= What is expected =
Write each line out exactly, leaving none out.

= Exercise data =
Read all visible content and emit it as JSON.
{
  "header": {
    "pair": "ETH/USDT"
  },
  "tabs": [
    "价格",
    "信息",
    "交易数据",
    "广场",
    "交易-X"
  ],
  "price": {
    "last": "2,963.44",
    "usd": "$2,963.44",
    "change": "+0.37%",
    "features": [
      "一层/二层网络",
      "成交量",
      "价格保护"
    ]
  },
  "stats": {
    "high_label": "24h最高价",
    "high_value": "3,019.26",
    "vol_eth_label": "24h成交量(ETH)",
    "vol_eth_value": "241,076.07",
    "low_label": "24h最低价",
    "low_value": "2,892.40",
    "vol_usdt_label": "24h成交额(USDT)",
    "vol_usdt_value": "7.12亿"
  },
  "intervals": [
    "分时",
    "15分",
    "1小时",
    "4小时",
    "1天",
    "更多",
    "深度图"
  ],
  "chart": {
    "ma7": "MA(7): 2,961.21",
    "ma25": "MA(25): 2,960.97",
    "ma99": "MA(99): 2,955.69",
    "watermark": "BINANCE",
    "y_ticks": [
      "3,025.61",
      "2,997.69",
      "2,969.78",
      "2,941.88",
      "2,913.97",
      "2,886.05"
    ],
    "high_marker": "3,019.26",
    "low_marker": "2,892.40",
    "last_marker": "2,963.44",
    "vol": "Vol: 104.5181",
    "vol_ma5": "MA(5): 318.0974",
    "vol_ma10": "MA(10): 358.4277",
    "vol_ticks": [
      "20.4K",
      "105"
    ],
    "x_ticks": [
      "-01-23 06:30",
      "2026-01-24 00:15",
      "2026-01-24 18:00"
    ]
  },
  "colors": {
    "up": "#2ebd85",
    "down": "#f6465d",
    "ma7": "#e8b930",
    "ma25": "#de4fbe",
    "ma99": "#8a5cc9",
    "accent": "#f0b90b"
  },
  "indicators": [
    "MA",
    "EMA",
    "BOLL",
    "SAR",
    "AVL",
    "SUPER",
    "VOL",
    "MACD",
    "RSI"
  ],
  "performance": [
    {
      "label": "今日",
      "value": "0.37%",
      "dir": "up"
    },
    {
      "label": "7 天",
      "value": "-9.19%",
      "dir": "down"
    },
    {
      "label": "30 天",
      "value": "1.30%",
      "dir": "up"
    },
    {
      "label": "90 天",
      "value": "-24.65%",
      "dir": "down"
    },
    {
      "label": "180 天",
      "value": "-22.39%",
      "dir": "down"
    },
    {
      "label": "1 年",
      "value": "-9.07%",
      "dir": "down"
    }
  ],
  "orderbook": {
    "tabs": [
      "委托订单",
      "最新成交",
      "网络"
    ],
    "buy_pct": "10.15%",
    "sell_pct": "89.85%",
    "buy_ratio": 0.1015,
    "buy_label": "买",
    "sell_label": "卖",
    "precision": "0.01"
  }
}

= Completed exercise =
Read all visible content and emit it as JSON.
{
  "header": {
    "pair": "ETH/USDT"
  },
  "tabs": [
    "价格",
    "信息",
    "交易数据",
    "广场",
    "交易-X"
  ],
  "price": {
    "last": "2,963.44",
    "usd": "$2,963.44",
    "change": "+0.37%",
    "features": [
      "一层/二层网络",
      "成交量",
      "价格保护"
    ]
  },
  "stats": {
    "high_label": "24h最高价",
    "high_value": "3,019.26",
    "vol_eth_label": "24h成交量(ETH)",
    "vol_eth_value": "241,076.07",
    "low_label": "24h最低价",
    "low_value": "2,892.40",
    "vol_usdt_label": "24h成交额(USDT)",
    "vol_usdt_value": "7.12亿"
  },
  "intervals": [
    "分时",
    "15分",
    "1小时",
    "4小时",
    "1天",
    "更多",
    "深度图"
  ],
  "chart": {
    "ma7": "MA(7): 2,961.21",
    "ma25": "MA(25): 2,960.97",
    "ma99": "MA(99): 2,955.69",
    "watermark": "BINANCE",
    "y_ticks": [
      "3,025.61",
      "2,997.69",
      "2,969.78",
      "2,941.88",
      "2,913.97",
      "2,886.05"
    ],
    "high_marker": "3,019.26",
    "low_marker": "2,892.40",
    "last_marker": "2,963.44",
    "vol": "Vol: 104.5181",
    "vol_ma5": "MA(5): 318.0974",
    "vol_ma10": "MA(10): 358.4277",
    "vol_ticks": [
      "20.4K",
      "105"
    ],
    "x_ticks": [
      "-01-23 06:30",
      "2026-01-24 00:15",
      "2026-01-24 18:00"
    ]
  },
  "colors": {
    "up": "#2ebd85",
    "down": "#f6465d",
    "ma7": "#e8b930",
    "ma25": "#de4fbe",
    "ma99": "#8a5cc9",
    "accent": "#f0b90b"
  },
  "indicators": [
    "MA",
    "EMA",
    "BOLL",
    "SAR",
    "AVL",
    "SUPER",
    "VOL",
    "MACD",
    "RSI"
  ],
  "performance": [
    {
      "label": "今日",
      "value": "0.37%",
      "dir": "up"
    },
    {
      "label": "7 天",
      "value": "-9.19%",
      "dir": "down"
    },
    {
      "label": "30 天",
      "value": "1.30%",
      "dir": "up"
    },
    {
      "label": "90 天",
      "value": "-24.65%",
      "dir": "down"
    },
    {
      "label": "180 天",
      "value": "-22.39%",
      "dir": "down"
    },
    {
      "label": "1 年",
      "value": "-9.07%",
      "dir": "down"
    }
  ],
  "orderbook": {
    "tabs": [
      "委托订单",
      "最新成交",
      "网络"
    ],
    "buy_pct": "10.15%",
    "sell_pct": "89.85%",
    "buy_ratio": 0.1015,
    "buy_label": "买",
    "sell_label": "卖",
    "precision": "0.01"
  }
}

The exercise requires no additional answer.